--- Text zur Prüfung ---

Der AFAD wird in der Türkei allerdings vorgeworfen, sie sei inkompetent und habe in dieser Bewährungsprobe ziemlich versagt. Die AFAD habe zu spät reagiert und sei durch schlechte Koordination und Planung zu ineffektiv gewesen.
Besonders groß ist die Empörung über das Vorgehen des „Roten Halbmondes“. Anstatt die für die obdachlosen Erdbebenopfer dringend benötigten 2050 Zelte schnellstens an die Erdbebenopfer zu spenden, wurden sie einfach an die Hilfsorganisation „Ahbap“ für 2,3 Millionen Euro verkauft. Journalist Murat Agirel, berichtete als erster darüber in der türkischen Tageszeitung „Cumhuriyet“. Er nannte das Vorgehen einen „Skandal“ und schrieb „Schämt Euch! Die Menschen bettelten nach dem verheerenden Erdbeben um Zelte und andere dringend benötigten Hilfsgüter“. Schon werden Forderungen nach dem Rücktritt des Leiters des Roten Halbmondes, Kerem Kinik laut. Der bestätigte auf Twitter den Verkauf, wandte aber ein, dass man die Zelte doch zum Selbstkostenpreis verkauft habe.

--- Übungsdaten ---

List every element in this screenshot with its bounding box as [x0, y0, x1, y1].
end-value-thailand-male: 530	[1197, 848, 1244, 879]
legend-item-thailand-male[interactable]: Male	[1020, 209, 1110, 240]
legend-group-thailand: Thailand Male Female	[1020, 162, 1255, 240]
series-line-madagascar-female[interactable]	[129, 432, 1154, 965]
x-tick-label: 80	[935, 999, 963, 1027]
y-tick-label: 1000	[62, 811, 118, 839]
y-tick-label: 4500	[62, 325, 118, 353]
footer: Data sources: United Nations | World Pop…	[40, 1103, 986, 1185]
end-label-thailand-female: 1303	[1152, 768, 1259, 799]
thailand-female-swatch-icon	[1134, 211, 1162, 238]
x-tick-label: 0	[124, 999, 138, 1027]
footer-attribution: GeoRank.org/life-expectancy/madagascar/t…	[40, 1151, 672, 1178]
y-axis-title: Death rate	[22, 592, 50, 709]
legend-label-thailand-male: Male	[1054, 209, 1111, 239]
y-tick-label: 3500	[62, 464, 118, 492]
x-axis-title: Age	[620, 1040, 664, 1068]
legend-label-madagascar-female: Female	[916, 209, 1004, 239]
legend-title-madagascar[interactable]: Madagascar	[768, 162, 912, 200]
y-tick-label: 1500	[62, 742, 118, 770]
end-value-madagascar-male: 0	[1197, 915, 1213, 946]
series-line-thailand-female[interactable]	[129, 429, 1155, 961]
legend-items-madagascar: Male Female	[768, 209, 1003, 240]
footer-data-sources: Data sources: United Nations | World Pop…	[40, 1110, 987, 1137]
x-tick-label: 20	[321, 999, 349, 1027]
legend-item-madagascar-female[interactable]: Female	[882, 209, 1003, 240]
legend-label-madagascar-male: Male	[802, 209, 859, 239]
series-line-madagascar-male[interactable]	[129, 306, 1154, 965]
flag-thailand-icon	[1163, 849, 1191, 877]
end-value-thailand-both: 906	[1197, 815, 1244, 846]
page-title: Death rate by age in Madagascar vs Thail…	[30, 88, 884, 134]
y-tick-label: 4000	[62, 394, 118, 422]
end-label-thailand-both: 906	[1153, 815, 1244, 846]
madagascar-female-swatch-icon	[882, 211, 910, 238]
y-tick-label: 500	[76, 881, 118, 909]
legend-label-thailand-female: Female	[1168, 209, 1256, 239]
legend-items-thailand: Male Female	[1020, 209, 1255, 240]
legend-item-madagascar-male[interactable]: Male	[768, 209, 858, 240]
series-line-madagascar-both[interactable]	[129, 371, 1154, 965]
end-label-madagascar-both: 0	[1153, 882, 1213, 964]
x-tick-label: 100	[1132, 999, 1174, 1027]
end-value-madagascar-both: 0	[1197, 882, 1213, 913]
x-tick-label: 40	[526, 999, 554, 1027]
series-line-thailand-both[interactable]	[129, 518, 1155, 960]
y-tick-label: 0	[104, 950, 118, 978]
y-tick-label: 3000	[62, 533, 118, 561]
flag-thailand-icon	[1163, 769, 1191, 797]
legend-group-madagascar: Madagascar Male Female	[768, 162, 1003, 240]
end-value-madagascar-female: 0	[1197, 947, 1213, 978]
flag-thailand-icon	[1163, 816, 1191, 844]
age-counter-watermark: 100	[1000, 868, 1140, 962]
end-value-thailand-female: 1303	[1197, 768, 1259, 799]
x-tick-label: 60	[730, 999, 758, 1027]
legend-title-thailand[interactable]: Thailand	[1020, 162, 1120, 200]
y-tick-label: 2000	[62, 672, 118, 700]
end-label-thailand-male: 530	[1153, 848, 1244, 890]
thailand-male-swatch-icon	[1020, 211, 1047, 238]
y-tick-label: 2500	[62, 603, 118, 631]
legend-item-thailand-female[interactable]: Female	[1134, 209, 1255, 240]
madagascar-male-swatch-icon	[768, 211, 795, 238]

---

Zu erledigen.
[1] Wie lässt sich der Absatz, der mit „Besonders groß ist die Empörung“ beginnt, im Text über die Erdbebenhilfe kürzer fassen, ohne seine wichtigsten Fakten zu verlieren?
[2] Wie könnte der Text über die Erdbebenhilfe nach seinem letzten Satz weitergehen? Schreibe die Fortsetzung.
Die Daten haben mit dem Text über die Erdbebenhilfe nichts zu tun.

Schriftliche Antworten.
[1] Empörung löst vor allem der „Rote Halbmond“ aus. Statt 2050 dringend benötigte Zelte an obdachlose Erdbebenopfer zu spenden, verkaufte er sie für 2,3 Millionen Euro an die Hilfsorganisation „Ahbap“. Zuerst berichtete der Journalist Murat Agirel in der „Cumhuriyet“ darüber und nannte das Vorgehen einen „Skandal“. Inzwischen wird der Rücktritt von Kerem Kinik gefordert, dem Leiter des Roten Halbmondes. Er bestätigte den Verkauf auf Twitter, wandte aber ein, die Zelte seien zum Selbstkostenpreis verkauft worden.

[2]
Das Deutsche Rote Kreuz berichtet in einer Stellungnahme zu dieser Sache, dass der „Türkische Rote Halbmond“ unmittelbar nach der Katastrophe seinen gesamten Lagerbestand an Zelten gespendet habe. Bis zum Stichtag am 28. Februar seien mehr als 54.000 Zelte aus Spenden des Türkischen Roten Halbmondes, der Internationalen Föderation der Rotkreuz- und Rothalbmond-Gesellschaften (IFRK), ähnlicher Schwestergesellschaften und anderen Partnern in das Erdbebengebiet gebracht worden. Das Unternehmen „Kızılay Tent & Textiles“, das zum „Türkischen Roten Halbmond“ gehört, erzielte zwar durch den berichteten Verkauf von Zelten Einnahmen, die aber vollständig in die humanitäre Hilfe reinvestiert werden, in diesem Fall in die Produktion neuer Zelte. Sollten dabei Überschüsse erwirtschaftet werden, so flössen diese zurück an den „Türkischen Roten Halbmond“, also den Eigentümer der „Kızılay Tent & Textiles“. Dort werde das Geld dann ebenfalls für humanitäre Hilfe eingesetzt.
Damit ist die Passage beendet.